Say how many lines include the word "corrente", using only a number.
•••••
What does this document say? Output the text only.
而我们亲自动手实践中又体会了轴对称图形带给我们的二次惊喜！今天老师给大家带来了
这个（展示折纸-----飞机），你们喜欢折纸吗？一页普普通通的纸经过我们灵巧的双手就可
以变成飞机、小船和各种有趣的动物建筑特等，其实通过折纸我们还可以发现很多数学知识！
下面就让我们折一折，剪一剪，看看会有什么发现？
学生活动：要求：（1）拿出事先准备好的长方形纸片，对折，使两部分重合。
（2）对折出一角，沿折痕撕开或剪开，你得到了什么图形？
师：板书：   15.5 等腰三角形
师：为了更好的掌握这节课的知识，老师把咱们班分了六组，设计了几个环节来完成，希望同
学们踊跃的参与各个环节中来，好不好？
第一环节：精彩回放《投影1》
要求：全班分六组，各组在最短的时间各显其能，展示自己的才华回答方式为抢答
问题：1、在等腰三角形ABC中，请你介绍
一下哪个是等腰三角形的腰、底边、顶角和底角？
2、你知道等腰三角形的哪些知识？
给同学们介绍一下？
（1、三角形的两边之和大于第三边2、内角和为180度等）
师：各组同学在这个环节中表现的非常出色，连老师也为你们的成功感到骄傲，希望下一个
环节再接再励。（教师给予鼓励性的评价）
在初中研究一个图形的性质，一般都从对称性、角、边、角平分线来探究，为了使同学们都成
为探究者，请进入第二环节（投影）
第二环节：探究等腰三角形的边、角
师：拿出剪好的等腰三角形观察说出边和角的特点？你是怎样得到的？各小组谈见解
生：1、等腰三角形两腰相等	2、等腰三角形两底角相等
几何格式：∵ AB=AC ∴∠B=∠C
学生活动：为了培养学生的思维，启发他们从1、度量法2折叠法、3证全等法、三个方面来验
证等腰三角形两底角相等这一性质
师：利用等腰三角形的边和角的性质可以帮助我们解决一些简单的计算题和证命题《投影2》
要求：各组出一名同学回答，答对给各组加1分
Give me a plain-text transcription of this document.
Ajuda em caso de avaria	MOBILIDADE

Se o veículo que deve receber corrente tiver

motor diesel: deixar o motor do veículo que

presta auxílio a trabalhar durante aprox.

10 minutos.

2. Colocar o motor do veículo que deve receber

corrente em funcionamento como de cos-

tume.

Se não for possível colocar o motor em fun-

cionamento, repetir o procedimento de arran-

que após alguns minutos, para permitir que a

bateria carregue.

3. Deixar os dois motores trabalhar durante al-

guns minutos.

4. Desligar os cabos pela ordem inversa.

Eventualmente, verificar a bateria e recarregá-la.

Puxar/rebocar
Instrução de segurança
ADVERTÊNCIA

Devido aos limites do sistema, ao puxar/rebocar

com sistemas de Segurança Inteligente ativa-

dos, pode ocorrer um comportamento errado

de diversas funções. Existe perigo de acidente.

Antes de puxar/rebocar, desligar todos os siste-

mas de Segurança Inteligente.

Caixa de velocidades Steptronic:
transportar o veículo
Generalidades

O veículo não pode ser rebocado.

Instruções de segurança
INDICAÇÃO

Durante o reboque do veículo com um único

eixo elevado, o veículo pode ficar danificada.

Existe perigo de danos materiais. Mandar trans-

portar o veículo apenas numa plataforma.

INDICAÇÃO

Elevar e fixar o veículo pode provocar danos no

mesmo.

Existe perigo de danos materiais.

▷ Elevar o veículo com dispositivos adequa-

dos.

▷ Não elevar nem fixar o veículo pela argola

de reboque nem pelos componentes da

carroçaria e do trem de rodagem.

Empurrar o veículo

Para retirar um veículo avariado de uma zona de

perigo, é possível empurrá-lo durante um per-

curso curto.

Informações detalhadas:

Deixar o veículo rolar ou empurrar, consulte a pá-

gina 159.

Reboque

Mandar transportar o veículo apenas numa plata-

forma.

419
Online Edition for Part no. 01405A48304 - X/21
•••••
→ **Result of the exercise**
2